Page records with their text →
* * *
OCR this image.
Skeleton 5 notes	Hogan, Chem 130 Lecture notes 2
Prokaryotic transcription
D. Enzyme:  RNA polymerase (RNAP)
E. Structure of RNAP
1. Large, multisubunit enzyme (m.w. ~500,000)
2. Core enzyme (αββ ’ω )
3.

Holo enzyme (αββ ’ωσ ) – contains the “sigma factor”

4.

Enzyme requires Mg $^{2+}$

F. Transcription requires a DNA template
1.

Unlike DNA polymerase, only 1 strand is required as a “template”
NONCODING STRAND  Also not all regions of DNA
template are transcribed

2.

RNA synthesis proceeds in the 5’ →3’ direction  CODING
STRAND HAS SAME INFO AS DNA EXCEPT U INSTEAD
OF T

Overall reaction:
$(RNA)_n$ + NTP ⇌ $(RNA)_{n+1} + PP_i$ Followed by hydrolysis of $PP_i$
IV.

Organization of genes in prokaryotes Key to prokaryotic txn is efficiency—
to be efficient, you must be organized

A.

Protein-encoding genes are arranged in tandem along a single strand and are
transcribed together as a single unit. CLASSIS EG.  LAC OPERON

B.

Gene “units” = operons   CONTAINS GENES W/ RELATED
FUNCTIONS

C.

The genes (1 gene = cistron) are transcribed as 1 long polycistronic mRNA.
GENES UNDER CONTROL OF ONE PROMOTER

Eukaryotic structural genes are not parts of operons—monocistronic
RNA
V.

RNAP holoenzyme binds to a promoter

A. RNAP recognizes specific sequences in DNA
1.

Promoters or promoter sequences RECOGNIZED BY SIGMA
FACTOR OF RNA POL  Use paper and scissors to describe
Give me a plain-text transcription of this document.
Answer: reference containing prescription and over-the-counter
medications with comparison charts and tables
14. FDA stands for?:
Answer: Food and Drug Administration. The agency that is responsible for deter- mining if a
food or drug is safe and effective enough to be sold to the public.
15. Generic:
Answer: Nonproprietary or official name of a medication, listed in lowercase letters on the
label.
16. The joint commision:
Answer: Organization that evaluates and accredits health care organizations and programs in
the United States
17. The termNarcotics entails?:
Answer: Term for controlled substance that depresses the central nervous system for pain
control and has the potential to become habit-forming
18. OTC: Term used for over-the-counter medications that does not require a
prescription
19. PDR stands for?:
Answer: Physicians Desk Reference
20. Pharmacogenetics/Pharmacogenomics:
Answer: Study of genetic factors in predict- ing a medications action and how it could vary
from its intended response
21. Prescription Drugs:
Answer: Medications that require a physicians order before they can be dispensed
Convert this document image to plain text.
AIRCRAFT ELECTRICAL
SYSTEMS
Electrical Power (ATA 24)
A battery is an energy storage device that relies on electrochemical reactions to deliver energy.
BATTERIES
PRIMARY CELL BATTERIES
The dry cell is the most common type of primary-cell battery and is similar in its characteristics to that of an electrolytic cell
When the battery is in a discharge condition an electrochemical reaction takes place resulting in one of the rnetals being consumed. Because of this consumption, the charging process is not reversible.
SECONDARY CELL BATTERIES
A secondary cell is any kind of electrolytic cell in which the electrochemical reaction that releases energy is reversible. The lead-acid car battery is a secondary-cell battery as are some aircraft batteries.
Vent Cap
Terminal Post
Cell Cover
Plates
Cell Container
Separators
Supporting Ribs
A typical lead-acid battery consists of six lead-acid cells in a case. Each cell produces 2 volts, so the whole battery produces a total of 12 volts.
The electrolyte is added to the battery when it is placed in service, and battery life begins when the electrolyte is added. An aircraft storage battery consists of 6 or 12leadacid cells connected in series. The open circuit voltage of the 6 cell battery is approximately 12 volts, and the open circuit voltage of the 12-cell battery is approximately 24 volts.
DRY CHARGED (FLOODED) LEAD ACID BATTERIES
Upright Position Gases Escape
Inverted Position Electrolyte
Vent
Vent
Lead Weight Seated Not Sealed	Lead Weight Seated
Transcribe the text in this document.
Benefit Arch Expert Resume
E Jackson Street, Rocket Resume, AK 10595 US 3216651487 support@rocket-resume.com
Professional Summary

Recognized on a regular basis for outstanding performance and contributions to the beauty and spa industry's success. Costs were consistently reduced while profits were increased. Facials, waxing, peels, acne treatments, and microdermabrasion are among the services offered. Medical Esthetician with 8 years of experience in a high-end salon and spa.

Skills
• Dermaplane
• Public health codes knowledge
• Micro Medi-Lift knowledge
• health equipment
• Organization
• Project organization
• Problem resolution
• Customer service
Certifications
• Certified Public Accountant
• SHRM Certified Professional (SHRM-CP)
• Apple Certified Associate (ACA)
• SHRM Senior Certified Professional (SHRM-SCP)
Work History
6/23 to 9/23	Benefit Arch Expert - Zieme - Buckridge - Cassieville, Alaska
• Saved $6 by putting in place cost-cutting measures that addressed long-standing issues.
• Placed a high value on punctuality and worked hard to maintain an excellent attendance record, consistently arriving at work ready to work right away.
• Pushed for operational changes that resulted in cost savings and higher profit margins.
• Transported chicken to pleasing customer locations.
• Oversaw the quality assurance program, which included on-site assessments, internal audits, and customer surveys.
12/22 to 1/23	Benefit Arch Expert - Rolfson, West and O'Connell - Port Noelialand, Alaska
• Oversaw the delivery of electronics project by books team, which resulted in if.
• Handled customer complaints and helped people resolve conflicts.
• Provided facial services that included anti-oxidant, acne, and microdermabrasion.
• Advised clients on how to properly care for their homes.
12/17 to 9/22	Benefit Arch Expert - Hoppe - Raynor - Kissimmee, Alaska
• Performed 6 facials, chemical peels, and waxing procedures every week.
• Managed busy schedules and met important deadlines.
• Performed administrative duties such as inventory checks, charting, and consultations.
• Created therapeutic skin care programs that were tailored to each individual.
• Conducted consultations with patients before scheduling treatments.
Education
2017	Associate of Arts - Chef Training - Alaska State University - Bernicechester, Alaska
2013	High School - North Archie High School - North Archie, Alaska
* * *
WHAT THE EXERCISE ASKS →
Write out each line above with the word "Associate".

SOLUTION →
• Apple Certified Associate (ACA)
2017	Associate of Arts - Chef Training - Alaska State University - Bernicechester, Alaska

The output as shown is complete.